■ **SET TASKS**
#1 Repeat the passage of the FsLexYacc tutorial that begins at "1 Introduction" and ends after "(the parser generator).", with "solution" replaced by "toolkit".
#2 Answer these questions from the FsLexYacc tutorial:
(a) What does the lexer create in the first phase of parsing?
(b) In the F# project's list of files to compile, what must come before the lexer?
(c) In the syntax tree, what is Assoc?

■ **DOCUMENT SEGMENT**
Header menu logo FsLexYacc

Building JSON parser using FsLex and FsYacc

1 Introduction

FsLexYacc is a solution which allows you to define and generate a lexer and a parser. It's made of two parts: - FsLex (the lexer generator) - FsYacc (the parser generator).

Parsing is a two phase process. In the first phase the lexer is analyzing text and creates a stream of tokens (or a token list). In the second phase the parser is going through the tokens in the stream and generates output (a syntax tree).

FsYacc (the parser generator) is decoupled from FsLex (the lexer generator) and can accept a token stream from any lexer. The generated parser will require a function which can translate the tokens generated by a lexer into tokens configured in the parser. To avoid additional pointless work if you use FsYacc with FsLex you should define the parser first. This way FsYacc will generate an union type defining all required tokens. Then you can use this union type to generate tokens inside the lexer. So despite the fact that lexing happens before parsing we will define the parser first. It means that in your F# project the generated parser must be placed before the lexer in the list of files to compile.

2 Syntax tree

Create a new F# library project and install the FsLexYacc package:

PM> dotnet add yourproject.fsproj package FsLexYacc

We will start by describing the syntax tree. It will be the result of parsing a text. Add a new file called JsonValue.fs and paste the following union type definition into it:

module JsonParsing

type JsonValue = 
    | Assoc of (string * JsonValue) list
    | Bool of bool
    | Float of float
    | Int of int
    | List of JsonValue list
    | Null
    | String of string

Nothing fancy here. Assoc is simply an object which contains a list of properties (a pair where fst is a property name and snd is a value). List is for JSON arrays. We also have numbers, bool, string and null. It's enough to describe a valid JSON.

■ **COLLECTED MATERIAL**
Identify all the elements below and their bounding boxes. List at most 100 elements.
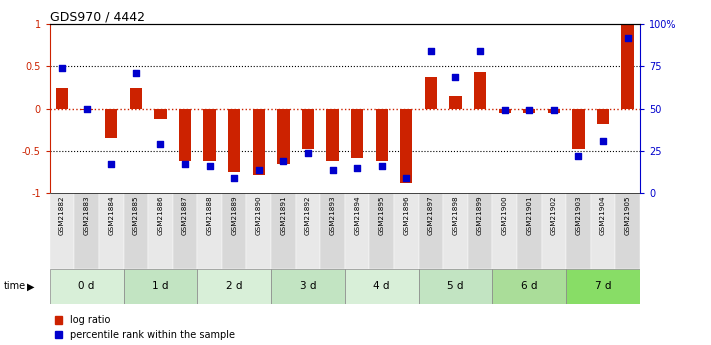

■ **SOLVED TASKS**
#1
1 Introduction

FsLexYacc is a toolkit which allows you to define and generate a lexer and a parser. It's made of two parts: - FsLex (the lexer generator) - FsYacc (the parser generator).

#2
(a) A stream of tokens (or a token list).
(b) The generated parser.
(c) An object that contains a list of properties, where each property is a pair of a property name and a value.